SHORT TASK:
Repeat every record below exactly, leaving out the pictures.

Source data:

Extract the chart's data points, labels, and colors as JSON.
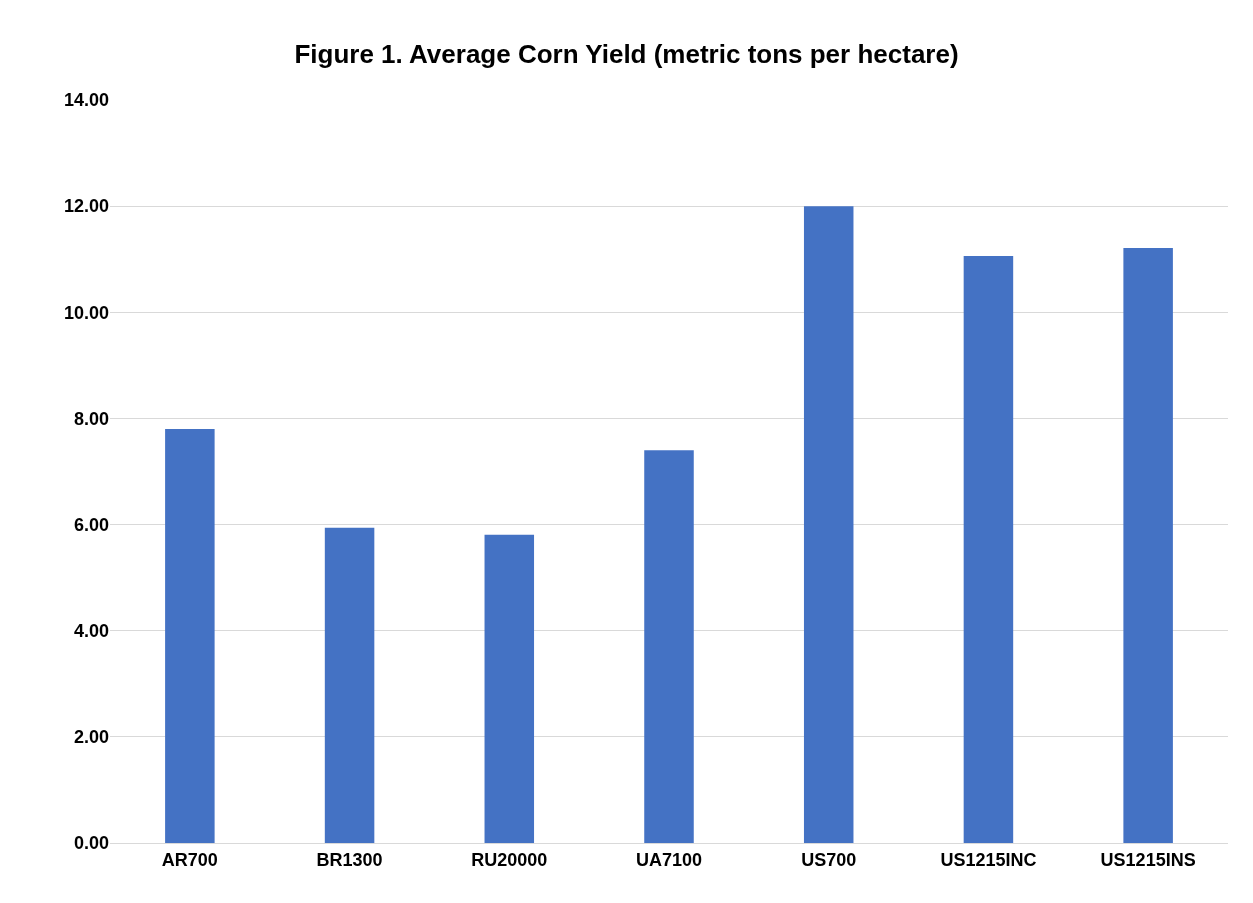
{
  "chart_data": {
    "type": "bar",
    "title": "Figure 1. Average Corn Yield (metric tons per hectare)",
    "categories": [
      "AR700",
      "BR1300",
      "RU20000",
      "UA7100",
      "US700",
      "US1215INC",
      "US1215INS"
    ],
    "values": [
      7.8,
      5.94,
      5.81,
      7.4,
      12.0,
      11.06,
      11.21
    ],
    "color": "#4472c4",
    "ylim": [
      0,
      14
    ],
    "yticks": [
      {
        "value": 0,
        "label": "0.00"
      },
      {
        "value": 2,
        "label": "2.00"
      },
      {
        "value": 4,
        "label": "4.00"
      },
      {
        "value": 6,
        "label": "6.00"
      },
      {
        "value": 8,
        "label": "8.00"
      },
      {
        "value": 10,
        "label": "10.00"
      },
      {
        "value": 12,
        "label": "12.00"
      },
      {
        "value": 14,
        "label": "14.00"
      }
    ],
    "grid": "y",
    "legend": false
  }
}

EXERCISE ANSWER:
Extract the chart's data points, labels, and colors as JSON.
{
  "chart_data": {
    "type": "bar",
    "title": "Figure 1. Average Corn Yield (metric tons per hectare)",
    "categories": [
      "AR700",
      "BR1300",
      "RU20000",
      "UA7100",
      "US700",
      "US1215INC",
      "US1215INS"
    ],
    "values": [
      7.8,
      5.94,
      5.81,
      7.4,
      12.0,
      11.06,
      11.21
    ],
    "color": "#4472c4",
    "ylim": [
      0,
      14
    ],
    "yticks": [
      {
        "value": 0,
        "label": "0.00"
      },
      {
        "value": 2,
        "label": "2.00"
      },
      {
        "value": 4,
        "label": "4.00"
      },
      {
        "value": 6,
        "label": "6.00"
      },
      {
        "value": 8,
        "label": "8.00"
      },
      {
        "value": 10,
        "label": "10.00"
      },
      {
        "value": 12,
        "label": "12.00"
      },
      {
        "value": 14,
        "label": "14.00"
      }
    ],
    "grid": "y",
    "legend": false
  }
}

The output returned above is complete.